=== Information provided ===
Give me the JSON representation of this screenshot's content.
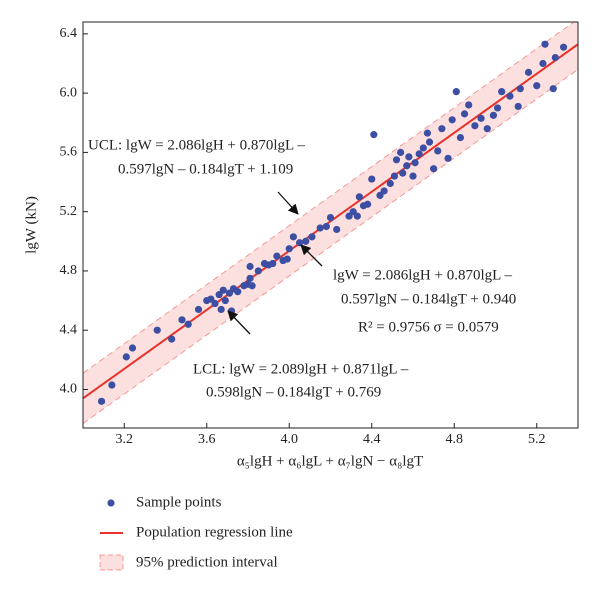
{
  "chart_data": {
    "type": "scatter",
    "x_label": "α₅lgH + α₆lgL + α₇lgN − α₈lgT",
    "y_label": "lgW (kN)",
    "xlim": [
      3.0,
      5.4
    ],
    "ylim": [
      3.74,
      6.48
    ],
    "xticks": [
      3.2,
      3.6,
      {
        "value": 4,
        "label": "4.0"
      },
      4.4,
      4.8,
      5.2
    ],
    "yticks": [
      {
        "value": 4,
        "label": "4.0"
      },
      4.4,
      4.8,
      5.2,
      5.6,
      {
        "value": 6,
        "label": "6.0"
      },
      6.4
    ],
    "series": [
      {
        "name": "95% prediction interval",
        "type": "band",
        "color": "#e8312a",
        "x": [
          3.0,
          5.4
        ],
        "upper": [
          4.11,
          6.5
        ],
        "lower": [
          3.77,
          6.16
        ]
      },
      {
        "name": "Population regression line",
        "type": "line",
        "color": "#e8312a",
        "x": [
          3.0,
          5.4
        ],
        "values": [
          3.94,
          6.33
        ]
      },
      {
        "name": "Sample points",
        "type": "scatter",
        "color": "#3c4fa3",
        "x": [
          3.09,
          3.14,
          3.21,
          3.24,
          3.36,
          3.43,
          3.48,
          3.51,
          3.56,
          3.6,
          3.62,
          3.64,
          3.66,
          3.67,
          3.68,
          3.69,
          3.71,
          3.72,
          3.73,
          3.75,
          3.78,
          3.8,
          3.81,
          3.82,
          3.81,
          3.85,
          3.88,
          3.9,
          3.92,
          3.94,
          3.97,
          3.99,
          4.0,
          4.02,
          4.05,
          4.08,
          4.11,
          4.15,
          4.18,
          4.2,
          4.23,
          4.29,
          4.31,
          4.33,
          4.34,
          4.36,
          4.38,
          4.4,
          4.41,
          4.44,
          4.46,
          4.49,
          4.51,
          4.52,
          4.54,
          4.55,
          4.57,
          4.58,
          4.6,
          4.61,
          4.63,
          4.65,
          4.67,
          4.68,
          4.7,
          4.72,
          4.74,
          4.77,
          4.79,
          4.81,
          4.83,
          4.85,
          4.87,
          4.9,
          4.93,
          4.96,
          4.99,
          5.01,
          5.03,
          5.07,
          5.11,
          5.12,
          5.16,
          5.2,
          5.23,
          5.24,
          5.28,
          5.29,
          5.33
        ],
        "values": [
          3.92,
          4.03,
          4.22,
          4.28,
          4.4,
          4.34,
          4.47,
          4.44,
          4.54,
          4.6,
          4.61,
          4.58,
          4.64,
          4.54,
          4.67,
          4.6,
          4.65,
          4.53,
          4.68,
          4.66,
          4.7,
          4.71,
          4.75,
          4.7,
          4.83,
          4.8,
          4.85,
          4.84,
          4.85,
          4.9,
          4.87,
          4.88,
          4.95,
          5.03,
          4.99,
          5.0,
          5.03,
          5.09,
          5.1,
          5.16,
          5.08,
          5.17,
          5.2,
          5.17,
          5.3,
          5.24,
          5.25,
          5.42,
          5.72,
          5.31,
          5.34,
          5.39,
          5.44,
          5.55,
          5.6,
          5.46,
          5.51,
          5.57,
          5.44,
          5.53,
          5.59,
          5.63,
          5.73,
          5.67,
          5.49,
          5.61,
          5.76,
          5.56,
          5.82,
          6.01,
          5.7,
          5.86,
          5.92,
          5.78,
          5.83,
          5.76,
          5.85,
          5.9,
          6.01,
          5.98,
          5.91,
          6.03,
          6.14,
          6.05,
          6.2,
          6.33,
          6.03,
          6.24,
          6.31
        ]
      }
    ],
    "annotations": [
      {
        "lines": [
          "UCL: lgW = 2.086lgH + 0.870lgL –",
          "0.597lgN – 0.184lgT + 1.109"
        ]
      },
      {
        "lines": [
          "lgW = 2.086lgH + 0.870lgL –",
          "0.597lgN – 0.184lgT + 0.940",
          "R² = 0.9756 σ = 0.0579"
        ]
      },
      {
        "lines": [
          "LCL: lgW = 2.089lgH + 0.871lgL –",
          "0.598lgN – 0.184lgT + 0.769"
        ]
      }
    ]
  }
}
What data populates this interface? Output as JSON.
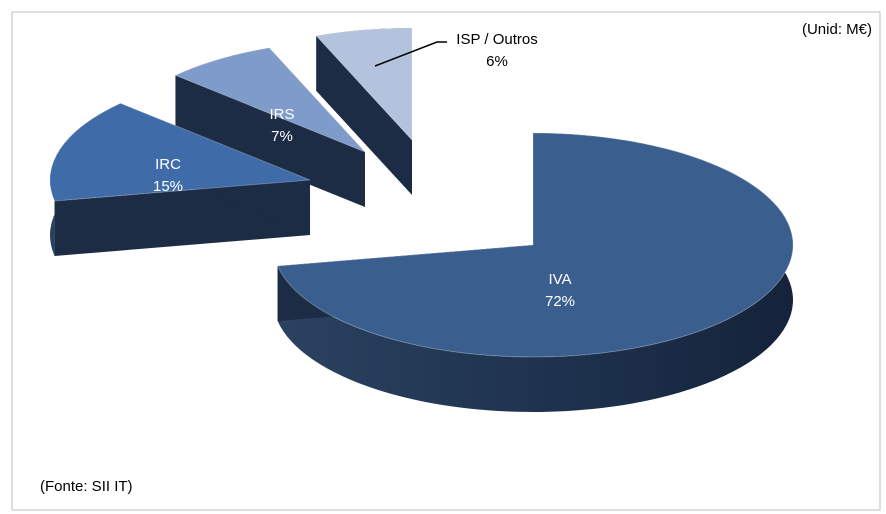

=== What you have to do ===
Repeat all the records above exactly, leaving out any pictures.

=== Completed exercise ===
Give me the JSON representation of this screenshot's content.
{
  "chart_data": {
    "type": "scatter",
    "x_label": "α₅lgH + α₆lgL + α₇lgN − α₈lgT",
    "y_label": "lgW (kN)",
    "xlim": [
      3.0,
      5.4
    ],
    "ylim": [
      3.74,
      6.48
    ],
    "xticks": [
      3.2,
      3.6,
      {
        "value": 4,
        "label": "4.0"
      },
      4.4,
      4.8,
      5.2
    ],
    "yticks": [
      {
        "value": 4,
        "label": "4.0"
      },
      4.4,
      4.8,
      5.2,
      5.6,
      {
        "value": 6,
        "label": "6.0"
      },
      6.4
    ],
    "series": [
      {
        "name": "95% prediction interval",
        "type": "band",
        "color": "#e8312a",
        "x": [
          3.0,
          5.4
        ],
        "upper": [
          4.11,
          6.5
        ],
        "lower": [
          3.77,
          6.16
        ]
      },
      {
        "name": "Population regression line",
        "type": "line",
        "color": "#e8312a",
        "x": [
          3.0,
          5.4
        ],
        "values": [
          3.94,
          6.33
        ]
      },
      {
        "name": "Sample points",
        "type": "scatter",
        "color": "#3c4fa3",
        "x": [
          3.09,
          3.14,
          3.21,
          3.24,
          3.36,
          3.43,
          3.48,
          3.51,
          3.56,
          3.6,
          3.62,
          3.64,
          3.66,
          3.67,
          3.68,
          3.69,
          3.71,
          3.72,
          3.73,
          3.75,
          3.78,
          3.8,
          3.81,
          3.82,
          3.81,
          3.85,
          3.88,
          3.9,
          3.92,
          3.94,
          3.97,
          3.99,
          4.0,
          4.02,
          4.05,
          4.08,
          4.11,
          4.15,
          4.18,
          4.2,
          4.23,
          4.29,
          4.31,
          4.33,
          4.34,
          4.36,
          4.38,
          4.4,
          4.41,
          4.44,
          4.46,
          4.49,
          4.51,
          4.52,
          4.54,
          4.55,
          4.57,
          4.58,
          4.6,
          4.61,
          4.63,
          4.65,
          4.67,
          4.68,
          4.7,
          4.72,
          4.74,
          4.77,
          4.79,
          4.81,
          4.83,
          4.85,
          4.87,
          4.9,
          4.93,
          4.96,
          4.99,
          5.01,
          5.03,
          5.07,
          5.11,
          5.12,
          5.16,
          5.2,
          5.23,
          5.24,
          5.28,
          5.29,
          5.33
        ],
        "values": [
          3.92,
          4.03,
          4.22,
          4.28,
          4.4,
          4.34,
          4.47,
          4.44,
          4.54,
          4.6,
          4.61,
          4.58,
          4.64,
          4.54,
          4.67,
          4.6,
          4.65,
          4.53,
          4.68,
          4.66,
          4.7,
          4.71,
          4.75,
          4.7,
          4.83,
          4.8,
          4.85,
          4.84,
          4.85,
          4.9,
          4.87,
          4.88,
          4.95,
          5.03,
          4.99,
          5.0,
          5.03,
          5.09,
          5.1,
          5.16,
          5.08,
          5.17,
          5.2,
          5.17,
          5.3,
          5.24,
          5.25,
          5.42,
          5.72,
          5.31,
          5.34,
          5.39,
          5.44,
          5.55,
          5.6,
          5.46,
          5.51,
          5.57,
          5.44,
          5.53,
          5.59,
          5.63,
          5.73,
          5.67,
          5.49,
          5.61,
          5.76,
          5.56,
          5.82,
          6.01,
          5.7,
          5.86,
          5.92,
          5.78,
          5.83,
          5.76,
          5.85,
          5.9,
          6.01,
          5.98,
          5.91,
          6.03,
          6.14,
          6.05,
          6.2,
          6.33,
          6.03,
          6.24,
          6.31
        ]
      }
    ],
    "annotations": [
      {
        "lines": [
          "UCL: lgW = 2.086lgH + 0.870lgL –",
          "0.597lgN – 0.184lgT + 1.109"
        ]
      },
      {
        "lines": [
          "lgW = 2.086lgH + 0.870lgL –",
          "0.597lgN – 0.184lgT + 0.940",
          "R² = 0.9756 σ = 0.0579"
        ]
      },
      {
        "lines": [
          "LCL: lgW = 2.089lgH + 0.871lgL –",
          "0.598lgN – 0.184lgT + 0.769"
        ]
      }
    ]
  }
}
What data populates this interface? Output as JSON.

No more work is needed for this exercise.